__Aim of the task__
Copy out each line featuring the string "caption" from the entries beneath.

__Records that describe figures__
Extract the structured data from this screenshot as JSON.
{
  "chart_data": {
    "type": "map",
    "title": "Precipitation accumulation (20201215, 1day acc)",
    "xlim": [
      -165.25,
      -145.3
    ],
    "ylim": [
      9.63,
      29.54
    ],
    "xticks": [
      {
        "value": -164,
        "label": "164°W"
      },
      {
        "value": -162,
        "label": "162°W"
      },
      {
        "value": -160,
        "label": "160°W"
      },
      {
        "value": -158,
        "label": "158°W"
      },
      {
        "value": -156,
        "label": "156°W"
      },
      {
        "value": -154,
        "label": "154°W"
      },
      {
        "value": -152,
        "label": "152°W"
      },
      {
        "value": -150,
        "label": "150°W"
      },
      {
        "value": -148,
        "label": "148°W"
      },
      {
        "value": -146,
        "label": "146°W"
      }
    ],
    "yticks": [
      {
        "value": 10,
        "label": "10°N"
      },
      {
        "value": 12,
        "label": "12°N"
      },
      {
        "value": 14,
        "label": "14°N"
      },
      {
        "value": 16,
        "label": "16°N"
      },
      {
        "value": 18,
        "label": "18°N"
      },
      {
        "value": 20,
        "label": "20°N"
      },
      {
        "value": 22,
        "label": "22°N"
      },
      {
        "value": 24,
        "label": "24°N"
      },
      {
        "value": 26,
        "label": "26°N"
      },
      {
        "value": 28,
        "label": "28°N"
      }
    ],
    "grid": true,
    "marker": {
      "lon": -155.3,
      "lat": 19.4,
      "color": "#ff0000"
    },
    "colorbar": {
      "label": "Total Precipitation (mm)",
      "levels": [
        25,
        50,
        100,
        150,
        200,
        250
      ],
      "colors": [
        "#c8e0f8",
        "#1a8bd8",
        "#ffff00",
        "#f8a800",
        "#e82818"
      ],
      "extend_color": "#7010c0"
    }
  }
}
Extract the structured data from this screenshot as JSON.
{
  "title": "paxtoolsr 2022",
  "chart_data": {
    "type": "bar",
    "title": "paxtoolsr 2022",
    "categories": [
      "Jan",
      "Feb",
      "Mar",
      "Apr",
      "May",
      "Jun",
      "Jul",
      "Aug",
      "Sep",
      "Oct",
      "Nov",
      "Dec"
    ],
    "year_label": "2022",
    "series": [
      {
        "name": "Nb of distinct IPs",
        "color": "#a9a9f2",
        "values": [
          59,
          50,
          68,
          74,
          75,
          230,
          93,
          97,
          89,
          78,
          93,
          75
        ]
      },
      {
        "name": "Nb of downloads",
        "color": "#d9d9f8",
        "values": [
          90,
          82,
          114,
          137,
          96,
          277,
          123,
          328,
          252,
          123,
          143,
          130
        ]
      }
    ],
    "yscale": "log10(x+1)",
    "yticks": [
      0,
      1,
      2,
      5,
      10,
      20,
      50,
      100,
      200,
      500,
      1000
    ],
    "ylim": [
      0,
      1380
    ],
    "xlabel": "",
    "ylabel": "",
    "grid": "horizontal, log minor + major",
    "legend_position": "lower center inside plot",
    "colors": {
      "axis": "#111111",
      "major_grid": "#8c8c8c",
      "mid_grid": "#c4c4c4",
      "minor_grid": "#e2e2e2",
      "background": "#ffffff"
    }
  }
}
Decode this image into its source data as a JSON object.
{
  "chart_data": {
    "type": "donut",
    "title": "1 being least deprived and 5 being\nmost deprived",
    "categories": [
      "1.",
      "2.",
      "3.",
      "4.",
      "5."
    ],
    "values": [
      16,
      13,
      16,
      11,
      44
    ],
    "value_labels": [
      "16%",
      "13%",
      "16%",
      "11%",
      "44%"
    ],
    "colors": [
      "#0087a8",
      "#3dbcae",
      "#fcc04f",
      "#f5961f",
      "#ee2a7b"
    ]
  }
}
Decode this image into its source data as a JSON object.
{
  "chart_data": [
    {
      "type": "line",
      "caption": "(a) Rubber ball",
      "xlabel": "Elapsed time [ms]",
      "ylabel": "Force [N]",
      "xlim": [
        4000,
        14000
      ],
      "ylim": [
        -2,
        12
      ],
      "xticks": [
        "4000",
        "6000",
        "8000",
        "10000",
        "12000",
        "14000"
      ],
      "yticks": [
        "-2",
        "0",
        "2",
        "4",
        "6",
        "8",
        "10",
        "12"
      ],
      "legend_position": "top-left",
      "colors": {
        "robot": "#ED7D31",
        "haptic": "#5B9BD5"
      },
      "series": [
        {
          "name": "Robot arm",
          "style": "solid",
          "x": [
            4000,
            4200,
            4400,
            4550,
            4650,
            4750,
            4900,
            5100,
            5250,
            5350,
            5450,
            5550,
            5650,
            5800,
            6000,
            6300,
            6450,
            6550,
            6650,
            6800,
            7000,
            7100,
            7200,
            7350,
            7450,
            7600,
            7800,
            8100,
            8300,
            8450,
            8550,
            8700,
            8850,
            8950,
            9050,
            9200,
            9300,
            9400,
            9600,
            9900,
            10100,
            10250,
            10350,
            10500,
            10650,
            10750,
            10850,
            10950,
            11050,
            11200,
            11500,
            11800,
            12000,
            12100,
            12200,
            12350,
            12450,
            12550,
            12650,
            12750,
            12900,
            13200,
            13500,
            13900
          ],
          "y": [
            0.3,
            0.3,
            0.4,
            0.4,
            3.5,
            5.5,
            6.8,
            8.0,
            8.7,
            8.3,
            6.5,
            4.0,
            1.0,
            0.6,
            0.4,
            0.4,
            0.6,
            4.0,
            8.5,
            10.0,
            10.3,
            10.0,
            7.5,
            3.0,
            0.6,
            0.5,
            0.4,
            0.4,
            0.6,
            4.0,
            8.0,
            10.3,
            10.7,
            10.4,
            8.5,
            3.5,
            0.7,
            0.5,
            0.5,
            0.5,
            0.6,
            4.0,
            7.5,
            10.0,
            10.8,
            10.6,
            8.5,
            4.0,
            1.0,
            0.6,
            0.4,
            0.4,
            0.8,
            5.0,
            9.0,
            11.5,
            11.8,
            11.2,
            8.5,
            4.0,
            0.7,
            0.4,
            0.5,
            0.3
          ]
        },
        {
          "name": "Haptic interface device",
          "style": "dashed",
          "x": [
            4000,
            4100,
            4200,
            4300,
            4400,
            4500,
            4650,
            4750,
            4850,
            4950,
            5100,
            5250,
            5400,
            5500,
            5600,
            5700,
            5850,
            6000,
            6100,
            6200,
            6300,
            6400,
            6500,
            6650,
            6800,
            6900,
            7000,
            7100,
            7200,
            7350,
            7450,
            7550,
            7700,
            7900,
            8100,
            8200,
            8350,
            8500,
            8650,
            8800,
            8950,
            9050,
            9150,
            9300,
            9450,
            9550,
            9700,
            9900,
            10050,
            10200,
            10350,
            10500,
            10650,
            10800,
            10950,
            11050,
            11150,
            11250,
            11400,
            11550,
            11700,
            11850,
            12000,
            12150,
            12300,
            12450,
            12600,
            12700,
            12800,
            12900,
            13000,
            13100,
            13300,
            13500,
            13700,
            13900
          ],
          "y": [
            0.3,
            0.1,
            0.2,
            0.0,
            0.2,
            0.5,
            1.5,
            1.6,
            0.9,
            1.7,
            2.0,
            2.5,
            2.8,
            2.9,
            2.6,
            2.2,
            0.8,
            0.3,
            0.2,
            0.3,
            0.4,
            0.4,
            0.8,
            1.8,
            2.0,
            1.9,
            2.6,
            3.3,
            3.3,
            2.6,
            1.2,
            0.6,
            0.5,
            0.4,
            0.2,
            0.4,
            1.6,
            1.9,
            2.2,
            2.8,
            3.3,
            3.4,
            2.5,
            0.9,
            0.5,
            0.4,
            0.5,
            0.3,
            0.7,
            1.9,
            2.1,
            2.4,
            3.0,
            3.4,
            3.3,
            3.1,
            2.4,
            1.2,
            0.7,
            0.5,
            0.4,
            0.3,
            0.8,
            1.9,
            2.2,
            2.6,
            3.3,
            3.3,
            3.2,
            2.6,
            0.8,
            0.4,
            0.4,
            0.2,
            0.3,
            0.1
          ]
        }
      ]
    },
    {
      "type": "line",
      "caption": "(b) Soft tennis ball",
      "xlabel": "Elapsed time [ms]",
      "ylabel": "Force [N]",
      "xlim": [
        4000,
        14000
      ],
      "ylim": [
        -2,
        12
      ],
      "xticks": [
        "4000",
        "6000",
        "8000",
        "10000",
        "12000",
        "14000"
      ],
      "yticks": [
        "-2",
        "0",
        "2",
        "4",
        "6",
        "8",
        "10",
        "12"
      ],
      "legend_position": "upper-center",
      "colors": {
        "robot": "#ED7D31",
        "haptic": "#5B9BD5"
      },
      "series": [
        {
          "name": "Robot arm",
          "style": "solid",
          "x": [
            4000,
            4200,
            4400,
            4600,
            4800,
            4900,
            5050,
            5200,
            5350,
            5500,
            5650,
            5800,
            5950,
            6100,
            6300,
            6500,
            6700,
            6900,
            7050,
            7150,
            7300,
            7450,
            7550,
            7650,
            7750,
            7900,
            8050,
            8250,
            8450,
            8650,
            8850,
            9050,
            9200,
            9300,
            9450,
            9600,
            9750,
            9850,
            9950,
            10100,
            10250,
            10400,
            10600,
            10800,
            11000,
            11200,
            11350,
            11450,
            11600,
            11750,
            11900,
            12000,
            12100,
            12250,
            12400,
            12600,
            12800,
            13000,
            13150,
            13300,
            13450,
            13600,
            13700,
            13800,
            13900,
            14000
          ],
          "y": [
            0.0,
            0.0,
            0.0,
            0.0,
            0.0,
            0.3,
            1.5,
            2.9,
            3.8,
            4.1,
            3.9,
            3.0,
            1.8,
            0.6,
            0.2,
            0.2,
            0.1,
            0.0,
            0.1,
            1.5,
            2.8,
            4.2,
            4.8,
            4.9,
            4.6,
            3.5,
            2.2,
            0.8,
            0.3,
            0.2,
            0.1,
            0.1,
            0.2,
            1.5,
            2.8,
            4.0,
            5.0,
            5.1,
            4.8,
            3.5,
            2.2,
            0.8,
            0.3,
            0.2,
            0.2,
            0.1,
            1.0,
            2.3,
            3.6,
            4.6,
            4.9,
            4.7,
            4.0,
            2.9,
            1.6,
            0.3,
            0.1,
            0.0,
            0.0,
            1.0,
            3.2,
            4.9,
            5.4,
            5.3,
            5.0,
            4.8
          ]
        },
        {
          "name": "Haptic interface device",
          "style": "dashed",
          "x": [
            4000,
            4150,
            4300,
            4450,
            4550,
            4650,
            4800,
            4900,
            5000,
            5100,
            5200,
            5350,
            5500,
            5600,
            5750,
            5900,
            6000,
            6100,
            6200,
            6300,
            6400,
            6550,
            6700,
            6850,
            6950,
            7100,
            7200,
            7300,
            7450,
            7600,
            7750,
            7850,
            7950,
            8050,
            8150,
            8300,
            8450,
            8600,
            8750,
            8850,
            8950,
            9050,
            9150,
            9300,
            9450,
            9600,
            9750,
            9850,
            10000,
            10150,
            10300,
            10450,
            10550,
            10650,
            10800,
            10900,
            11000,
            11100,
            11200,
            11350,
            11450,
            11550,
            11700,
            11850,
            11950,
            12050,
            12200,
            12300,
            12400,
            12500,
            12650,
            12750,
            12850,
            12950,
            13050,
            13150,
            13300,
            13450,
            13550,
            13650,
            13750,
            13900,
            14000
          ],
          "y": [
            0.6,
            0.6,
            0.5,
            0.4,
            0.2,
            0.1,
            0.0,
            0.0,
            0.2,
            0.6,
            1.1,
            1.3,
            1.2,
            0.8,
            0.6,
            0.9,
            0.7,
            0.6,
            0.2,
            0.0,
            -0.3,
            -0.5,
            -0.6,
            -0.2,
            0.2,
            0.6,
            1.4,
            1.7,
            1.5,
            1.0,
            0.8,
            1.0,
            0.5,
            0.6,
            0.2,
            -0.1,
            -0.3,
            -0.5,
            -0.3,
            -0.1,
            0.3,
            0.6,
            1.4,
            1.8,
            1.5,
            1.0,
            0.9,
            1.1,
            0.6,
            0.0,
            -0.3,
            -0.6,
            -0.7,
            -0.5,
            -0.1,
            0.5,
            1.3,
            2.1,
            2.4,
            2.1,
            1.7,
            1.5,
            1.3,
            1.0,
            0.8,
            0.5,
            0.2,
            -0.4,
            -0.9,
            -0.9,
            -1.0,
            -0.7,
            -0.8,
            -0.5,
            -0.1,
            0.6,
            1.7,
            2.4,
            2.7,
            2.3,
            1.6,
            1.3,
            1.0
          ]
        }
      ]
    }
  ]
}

__Answer to this problem__
      "caption": "(a) Rubber ball",
      "caption": "(b) Soft tennis ball",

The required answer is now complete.